Stated goal: Copy out every record below, word for word.
╭─ Source records
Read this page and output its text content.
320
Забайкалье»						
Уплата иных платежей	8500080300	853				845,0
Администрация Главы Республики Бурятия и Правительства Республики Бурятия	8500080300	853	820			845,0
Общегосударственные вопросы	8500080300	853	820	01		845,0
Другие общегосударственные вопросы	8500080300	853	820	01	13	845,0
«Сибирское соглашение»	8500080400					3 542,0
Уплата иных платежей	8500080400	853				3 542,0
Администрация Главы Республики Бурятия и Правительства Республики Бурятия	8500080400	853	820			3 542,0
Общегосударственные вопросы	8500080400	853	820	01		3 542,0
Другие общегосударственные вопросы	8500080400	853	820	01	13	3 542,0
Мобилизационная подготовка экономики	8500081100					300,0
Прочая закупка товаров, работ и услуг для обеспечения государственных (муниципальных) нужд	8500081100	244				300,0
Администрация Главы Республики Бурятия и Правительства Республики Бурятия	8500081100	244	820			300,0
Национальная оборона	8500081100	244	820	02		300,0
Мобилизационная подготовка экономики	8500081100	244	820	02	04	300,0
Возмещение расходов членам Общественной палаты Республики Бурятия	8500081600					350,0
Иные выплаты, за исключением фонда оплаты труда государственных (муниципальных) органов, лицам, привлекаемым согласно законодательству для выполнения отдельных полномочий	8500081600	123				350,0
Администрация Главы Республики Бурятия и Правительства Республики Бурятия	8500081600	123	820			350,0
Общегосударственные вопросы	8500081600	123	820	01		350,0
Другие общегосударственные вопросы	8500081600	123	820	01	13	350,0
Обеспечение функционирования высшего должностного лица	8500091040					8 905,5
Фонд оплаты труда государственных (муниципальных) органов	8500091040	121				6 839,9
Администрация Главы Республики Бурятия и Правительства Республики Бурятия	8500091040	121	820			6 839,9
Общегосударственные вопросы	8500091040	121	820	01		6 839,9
╰─
Reply:
Read this page and output its text content.
320
Забайкалье»						
Уплата иных платежей	8500080300	853				845,0
Администрация Главы Республики Бурятия и Правительства Республики Бурятия	8500080300	853	820			845,0
Общегосударственные вопросы	8500080300	853	820	01		845,0
Другие общегосударственные вопросы	8500080300	853	820	01	13	845,0
«Сибирское соглашение»	8500080400					3 542,0
Уплата иных платежей	8500080400	853				3 542,0
Администрация Главы Республики Бурятия и Правительства Республики Бурятия	8500080400	853	820			3 542,0
Общегосударственные вопросы	8500080400	853	820	01		3 542,0
Другие общегосударственные вопросы	8500080400	853	820	01	13	3 542,0
Мобилизационная подготовка экономики	8500081100					300,0
Прочая закупка товаров, работ и услуг для обеспечения государственных (муниципальных) нужд	8500081100	244				300,0
Администрация Главы Республики Бурятия и Правительства Республики Бурятия	8500081100	244	820			300,0
Национальная оборона	8500081100	244	820	02		300,0
Мобилизационная подготовка экономики	8500081100	244	820	02	04	300,0
Возмещение расходов членам Общественной палаты Республики Бурятия	8500081600					350,0
Иные выплаты, за исключением фонда оплаты труда государственных (муниципальных) органов, лицам, привлекаемым согласно законодательству для выполнения отдельных полномочий	8500081600	123				350,0
Администрация Главы Республики Бурятия и Правительства Республики Бурятия	8500081600	123	820			350,0
Общегосударственные вопросы	8500081600	123	820	01		350,0
Другие общегосударственные вопросы	8500081600	123	820	01	13	350,0
Обеспечение функционирования высшего должностного лица	8500091040					8 905,5
Фонд оплаты труда государственных (муниципальных) органов	8500091040	121				6 839,9
Администрация Главы Республики Бурятия и Правительства Республики Бурятия	8500091040	121	820			6 839,9
Общегосударственные вопросы	8500091040	121	820	01		6 839,9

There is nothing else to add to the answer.